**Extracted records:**

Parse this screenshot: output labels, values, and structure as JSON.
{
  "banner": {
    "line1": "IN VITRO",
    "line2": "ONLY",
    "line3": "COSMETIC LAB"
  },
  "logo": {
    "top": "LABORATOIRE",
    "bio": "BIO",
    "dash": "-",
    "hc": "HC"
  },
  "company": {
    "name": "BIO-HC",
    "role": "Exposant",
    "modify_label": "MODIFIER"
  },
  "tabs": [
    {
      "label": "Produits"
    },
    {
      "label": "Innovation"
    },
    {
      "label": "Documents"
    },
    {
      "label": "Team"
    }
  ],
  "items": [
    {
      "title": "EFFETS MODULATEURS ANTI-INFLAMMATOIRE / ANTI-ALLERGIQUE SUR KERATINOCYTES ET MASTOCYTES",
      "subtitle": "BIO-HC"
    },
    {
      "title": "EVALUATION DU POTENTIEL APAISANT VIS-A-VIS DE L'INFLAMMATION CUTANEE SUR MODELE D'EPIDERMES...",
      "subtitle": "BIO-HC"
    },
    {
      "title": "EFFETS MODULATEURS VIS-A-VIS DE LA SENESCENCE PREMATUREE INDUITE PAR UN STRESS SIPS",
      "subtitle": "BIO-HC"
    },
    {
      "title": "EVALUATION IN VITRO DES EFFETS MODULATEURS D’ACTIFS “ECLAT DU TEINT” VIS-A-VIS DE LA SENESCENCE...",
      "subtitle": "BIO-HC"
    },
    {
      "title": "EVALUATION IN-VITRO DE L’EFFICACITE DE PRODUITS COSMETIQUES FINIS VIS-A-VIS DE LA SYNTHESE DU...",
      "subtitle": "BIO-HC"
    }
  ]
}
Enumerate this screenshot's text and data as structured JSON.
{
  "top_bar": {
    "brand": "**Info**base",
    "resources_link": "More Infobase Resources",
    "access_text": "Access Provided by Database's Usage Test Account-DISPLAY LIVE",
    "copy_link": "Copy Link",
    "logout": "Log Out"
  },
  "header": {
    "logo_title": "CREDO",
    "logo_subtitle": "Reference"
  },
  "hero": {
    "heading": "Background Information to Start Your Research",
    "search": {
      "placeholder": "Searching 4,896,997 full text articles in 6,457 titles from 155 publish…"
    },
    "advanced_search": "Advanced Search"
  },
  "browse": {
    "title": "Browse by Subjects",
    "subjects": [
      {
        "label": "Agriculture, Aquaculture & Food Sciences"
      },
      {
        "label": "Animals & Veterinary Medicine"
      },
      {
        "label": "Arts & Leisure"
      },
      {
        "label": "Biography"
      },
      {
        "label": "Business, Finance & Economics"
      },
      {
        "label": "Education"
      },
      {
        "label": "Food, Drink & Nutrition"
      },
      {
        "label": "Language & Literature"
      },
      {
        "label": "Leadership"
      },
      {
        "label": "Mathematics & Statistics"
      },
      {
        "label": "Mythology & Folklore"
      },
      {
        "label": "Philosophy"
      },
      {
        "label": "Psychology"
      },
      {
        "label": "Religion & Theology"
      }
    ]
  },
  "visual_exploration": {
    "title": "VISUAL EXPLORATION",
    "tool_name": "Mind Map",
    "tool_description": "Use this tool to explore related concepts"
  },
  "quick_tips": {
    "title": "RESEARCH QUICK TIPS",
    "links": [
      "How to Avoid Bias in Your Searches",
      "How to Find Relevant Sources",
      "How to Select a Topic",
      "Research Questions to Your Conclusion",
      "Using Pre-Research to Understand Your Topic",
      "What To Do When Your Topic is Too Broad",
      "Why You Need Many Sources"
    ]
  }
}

**WHAT IS REQUIRED:** Identify the lines in the entries that hold "Food" and return each one.

**RESULT OF THIS TASK:**
        "label": "Agriculture, Aquaculture & Food Sciences"
        "label": "Food, Drink & Nutrition"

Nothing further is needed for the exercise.